## Instructions
a - In two sentences, what does the benchmark guide cover?
b - Could you copy the stretch of the benchmark guide from "Create a .env" through "the executable (optional)" word for word?

··· Text excerpt

Create a .env
file in the project root with provider ports:
BIFROST_PORT=3001
LITELLM_PORT=4000
PORTKEY_PORT=8787
HELICONE_PORT=3002
OPENAI_API_KEY=sk-your-openai-api-key
# Clone or download the project
git clone <repository-url>
cd maxim-bifrost-benchmarks
# Install dependencies
go mod tidy
# Build the executable (optional)
go build benchmark.go
Run all providers (default configuration):
go run benchmark.go
# Tests all configured providers with 500 RPS for 10 seconds each
Benchmark a specific provider:
go run benchmark.go -provider bifrost
High-intensity testing:
go run benchmark.go -rate 1000 -duration 30 -provider litellm
Large payload testing:
go run benchmark.go -big-payload -provider portkey -duration 60
Flag | Type | Default | Description |
---|---|---|---|
-rate |
int | 500 | Requests per second to send |
-duration |
int | 10 | Test duration in seconds |
-output |
string | results.json | Output file for benchmark results |
-cooldown |
int | 60 | Cooldown period between tests (seconds) |
-provider |
string | "" | Specific provider to test (bifrost, litellm, portkey, helicone) |
-big-payload |
bool | false | Use large ~10KB payloads instead of small ones |
-model |
string | gpt-4o-mini | Model identifier to use in requests |
-suffix |
string | v1 | URL route suffix (e.g., v1, v2) |
Production load simulation:
go run benchmark.go -rate 2000 -duration 300 -cooldown 120 -big-payload
# 2000 RPS for 5 minutes each provider, 2-minute cooldowns, large payloads
Quick smoke test:
go run benchmark.go -rate 100 -duration 5 -cooldown 10
# Light testing: 100 RPS for 5 seconds each, 10-second cooldowns
Single provider deep dive:
go run benchmark.go -provider bifrost -rate 1500 -duration 120 -output bifrost_detailed.json
# Focus test: Bifrost only, 1500 RPS for 2 minutes
Results are saved in JSON format with detailed metrics for each provider:
{
"bifrost": {
"requests": 5000,
"rate": 500.12,
"success_rate": 99.8,
"mean_latency_ms": 45.2,
"p50_latency_ms": 42.1,
"p99_latency_ms": 156.7,
"max_latency_ms": 203.4,
"throughput_rps": 498.5,
"timestamp": "2024-01-15T10:30:00Z",
"status_code_counts": {
"200": 4990,
"500": 10
},
"server_peak_memory_mb": 256.7,
"server_avg_memory_mb": 189.3,
"drop_reasons": {
"HTTP 500": 10
}
}
}
- Success Rate: Percentage of HTTP 200 responses
- Latency Metrics: P50, P99, mean, and max response times in milliseconds
- Throughput: Actual requests processed per second
- Memory Tracking: Peak and average server RAM usage during test
- Drop Reasons: Categorized failure analysis (timeouts, HTTP errors, etc.)

······
··· Material shown

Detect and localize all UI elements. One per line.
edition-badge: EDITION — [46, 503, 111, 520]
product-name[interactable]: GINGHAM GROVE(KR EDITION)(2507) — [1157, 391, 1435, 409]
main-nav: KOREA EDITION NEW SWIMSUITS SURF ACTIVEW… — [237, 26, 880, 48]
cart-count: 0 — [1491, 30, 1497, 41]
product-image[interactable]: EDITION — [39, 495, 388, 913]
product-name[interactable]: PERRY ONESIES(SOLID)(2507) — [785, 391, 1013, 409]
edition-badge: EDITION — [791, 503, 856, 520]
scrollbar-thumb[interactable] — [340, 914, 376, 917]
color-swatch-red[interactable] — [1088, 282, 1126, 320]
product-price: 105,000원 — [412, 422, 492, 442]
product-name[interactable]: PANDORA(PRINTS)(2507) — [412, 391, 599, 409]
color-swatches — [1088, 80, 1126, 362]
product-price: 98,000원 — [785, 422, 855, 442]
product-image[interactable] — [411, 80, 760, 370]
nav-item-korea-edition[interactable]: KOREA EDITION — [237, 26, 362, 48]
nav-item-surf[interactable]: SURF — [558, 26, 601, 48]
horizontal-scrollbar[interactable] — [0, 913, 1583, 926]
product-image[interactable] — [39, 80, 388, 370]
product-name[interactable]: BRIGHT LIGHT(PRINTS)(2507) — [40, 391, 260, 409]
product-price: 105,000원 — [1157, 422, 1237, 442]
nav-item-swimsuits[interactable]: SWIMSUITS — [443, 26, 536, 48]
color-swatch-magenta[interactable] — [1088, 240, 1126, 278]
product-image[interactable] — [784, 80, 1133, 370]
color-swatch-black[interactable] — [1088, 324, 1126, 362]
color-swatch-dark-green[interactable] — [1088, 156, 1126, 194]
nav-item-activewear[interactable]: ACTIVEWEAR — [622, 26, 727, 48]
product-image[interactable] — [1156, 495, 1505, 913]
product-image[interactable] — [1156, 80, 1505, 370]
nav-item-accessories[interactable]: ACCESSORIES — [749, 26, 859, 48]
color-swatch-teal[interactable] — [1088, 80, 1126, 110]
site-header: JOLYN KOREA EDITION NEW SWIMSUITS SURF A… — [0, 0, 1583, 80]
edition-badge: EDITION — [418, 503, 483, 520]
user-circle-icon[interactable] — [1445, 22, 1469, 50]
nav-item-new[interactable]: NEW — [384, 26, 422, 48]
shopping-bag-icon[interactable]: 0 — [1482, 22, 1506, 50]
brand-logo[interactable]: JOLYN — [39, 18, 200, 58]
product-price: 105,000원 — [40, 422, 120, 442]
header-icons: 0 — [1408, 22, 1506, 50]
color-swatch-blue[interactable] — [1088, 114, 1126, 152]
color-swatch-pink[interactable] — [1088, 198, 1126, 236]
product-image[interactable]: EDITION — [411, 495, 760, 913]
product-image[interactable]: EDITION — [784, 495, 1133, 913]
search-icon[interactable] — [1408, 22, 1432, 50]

······

## Results
a - The benchmark guide explains how to create a .env file with provider ports and an OpenAI API key, install dependencies with go mod tidy, and run benchmark.go against all providers or a single one, with flags for rate, duration, output file, cooldown, provider, payload size, model and URL suffix. Results are saved in JSON format with per-provider metrics such as success rate, latency, throughput, server memory usage and drop reasons.

b -
Create a .env
file in the project root with provider ports:
BIFROST_PORT=3001
LITELLM_PORT=4000
PORTKEY_PORT=8787
HELICONE_PORT=3002
OPENAI_API_KEY=sk-your-openai-api-key
# Clone or download the project
git clone <repository-url>
cd maxim-bifrost-benchmarks
# Install dependencies
go mod tidy
# Build the executable (optional)